Output an exact reproduction of the data.

[Dataset items]
----
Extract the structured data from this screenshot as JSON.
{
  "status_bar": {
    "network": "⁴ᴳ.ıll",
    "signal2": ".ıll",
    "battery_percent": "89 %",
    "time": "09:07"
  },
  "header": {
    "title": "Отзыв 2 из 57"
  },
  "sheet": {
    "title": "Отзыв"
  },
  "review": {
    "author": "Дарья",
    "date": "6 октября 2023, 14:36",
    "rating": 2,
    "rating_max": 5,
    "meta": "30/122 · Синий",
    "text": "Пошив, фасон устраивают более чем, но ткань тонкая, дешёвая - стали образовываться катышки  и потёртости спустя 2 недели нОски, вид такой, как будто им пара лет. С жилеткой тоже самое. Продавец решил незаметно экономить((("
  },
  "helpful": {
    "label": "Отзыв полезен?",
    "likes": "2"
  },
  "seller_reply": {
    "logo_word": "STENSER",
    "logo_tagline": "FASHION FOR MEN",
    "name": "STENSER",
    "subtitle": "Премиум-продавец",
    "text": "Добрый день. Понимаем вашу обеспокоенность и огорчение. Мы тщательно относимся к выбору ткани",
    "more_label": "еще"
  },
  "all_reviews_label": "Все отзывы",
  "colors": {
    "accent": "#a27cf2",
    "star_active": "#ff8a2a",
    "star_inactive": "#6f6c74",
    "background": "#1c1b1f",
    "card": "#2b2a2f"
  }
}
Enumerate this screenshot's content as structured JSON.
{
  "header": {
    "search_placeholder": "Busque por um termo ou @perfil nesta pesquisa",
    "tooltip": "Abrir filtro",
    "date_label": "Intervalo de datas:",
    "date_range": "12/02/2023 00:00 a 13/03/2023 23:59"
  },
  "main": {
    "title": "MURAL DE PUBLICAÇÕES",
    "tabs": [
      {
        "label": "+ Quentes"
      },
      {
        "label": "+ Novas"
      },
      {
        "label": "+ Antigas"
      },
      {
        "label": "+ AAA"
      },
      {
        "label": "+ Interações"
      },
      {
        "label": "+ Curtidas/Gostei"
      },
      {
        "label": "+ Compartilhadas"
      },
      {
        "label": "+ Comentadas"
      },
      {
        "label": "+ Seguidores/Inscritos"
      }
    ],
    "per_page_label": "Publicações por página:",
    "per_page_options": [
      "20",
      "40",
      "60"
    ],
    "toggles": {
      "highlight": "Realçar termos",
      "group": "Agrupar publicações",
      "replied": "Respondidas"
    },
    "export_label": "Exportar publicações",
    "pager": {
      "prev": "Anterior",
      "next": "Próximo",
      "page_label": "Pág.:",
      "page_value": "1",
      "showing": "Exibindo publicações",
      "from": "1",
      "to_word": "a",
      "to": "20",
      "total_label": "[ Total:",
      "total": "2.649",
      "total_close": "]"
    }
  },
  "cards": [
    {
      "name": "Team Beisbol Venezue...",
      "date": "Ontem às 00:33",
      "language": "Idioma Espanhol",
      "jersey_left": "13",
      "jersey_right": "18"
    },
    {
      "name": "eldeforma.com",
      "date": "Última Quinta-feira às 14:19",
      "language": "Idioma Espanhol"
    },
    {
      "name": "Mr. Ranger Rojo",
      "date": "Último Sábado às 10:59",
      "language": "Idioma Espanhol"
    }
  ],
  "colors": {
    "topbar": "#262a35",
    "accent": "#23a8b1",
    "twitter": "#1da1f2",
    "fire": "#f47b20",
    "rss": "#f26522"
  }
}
----
THE COMPLETED TASK:
Extract the structured data from this screenshot as JSON.
{
  "status_bar": {
    "network": "⁴ᴳ.ıll",
    "signal2": ".ıll",
    "battery_percent": "89 %",
    "time": "09:07"
  },
  "header": {
    "title": "Отзыв 2 из 57"
  },
  "sheet": {
    "title": "Отзыв"
  },
  "review": {
    "author": "Дарья",
    "date": "6 октября 2023, 14:36",
    "rating": 2,
    "rating_max": 5,
    "meta": "30/122 · Синий",
    "text": "Пошив, фасон устраивают более чем, но ткань тонкая, дешёвая - стали образовываться катышки  и потёртости спустя 2 недели нОски, вид такой, как будто им пара лет. С жилеткой тоже самое. Продавец решил незаметно экономить((("
  },
  "helpful": {
    "label": "Отзыв полезен?",
    "likes": "2"
  },
  "seller_reply": {
    "logo_word": "STENSER",
    "logo_tagline": "FASHION FOR MEN",
    "name": "STENSER",
    "subtitle": "Премиум-продавец",
    "text": "Добрый день. Понимаем вашу обеспокоенность и огорчение. Мы тщательно относимся к выбору ткани",
    "more_label": "еще"
  },
  "all_reviews_label": "Все отзывы",
  "colors": {
    "accent": "#a27cf2",
    "star_active": "#ff8a2a",
    "star_inactive": "#6f6c74",
    "background": "#1c1b1f",
    "card": "#2b2a2f"
  }
}
Enumerate this screenshot's content as structured JSON.
{
  "header": {
    "search_placeholder": "Busque por um termo ou @perfil nesta pesquisa",
    "tooltip": "Abrir filtro",
    "date_label": "Intervalo de datas:",
    "date_range": "12/02/2023 00:00 a 13/03/2023 23:59"
  },
  "main": {
    "title": "MURAL DE PUBLICAÇÕES",
    "tabs": [
      {
        "label": "+ Quentes"
      },
      {
        "label": "+ Novas"
      },
      {
        "label": "+ Antigas"
      },
      {
        "label": "+ AAA"
      },
      {
        "label": "+ Interações"
      },
      {
        "label": "+ Curtidas/Gostei"
      },
      {
        "label": "+ Compartilhadas"
      },
      {
        "label": "+ Comentadas"
      },
      {
        "label": "+ Seguidores/Inscritos"
      }
    ],
    "per_page_label": "Publicações por página:",
    "per_page_options": [
      "20",
      "40",
      "60"
    ],
    "toggles": {
      "highlight": "Realçar termos",
      "group": "Agrupar publicações",
      "replied": "Respondidas"
    },
    "export_label": "Exportar publicações",
    "pager": {
      "prev": "Anterior",
      "next": "Próximo",
      "page_label": "Pág.:",
      "page_value": "1",
      "showing": "Exibindo publicações",
      "from": "1",
      "to_word": "a",
      "to": "20",
      "total_label": "[ Total:",
      "total": "2.649",
      "total_close": "]"
    }
  },
  "cards": [
    {
      "name": "Team Beisbol Venezue...",
      "date": "Ontem às 00:33",
      "language": "Idioma Espanhol",
      "jersey_left": "13",
      "jersey_right": "18"
    },
    {
      "name": "eldeforma.com",
      "date": "Última Quinta-feira às 14:19",
      "language": "Idioma Espanhol"
    },
    {
      "name": "Mr. Ranger Rojo",
      "date": "Último Sábado às 10:59",
      "language": "Idioma Espanhol"
    }
  ],
  "colors": {
    "topbar": "#262a35",
    "accent": "#23a8b1",
    "twitter": "#1da1f2",
    "fire": "#f47b20",
    "rss": "#f26522"
  }
}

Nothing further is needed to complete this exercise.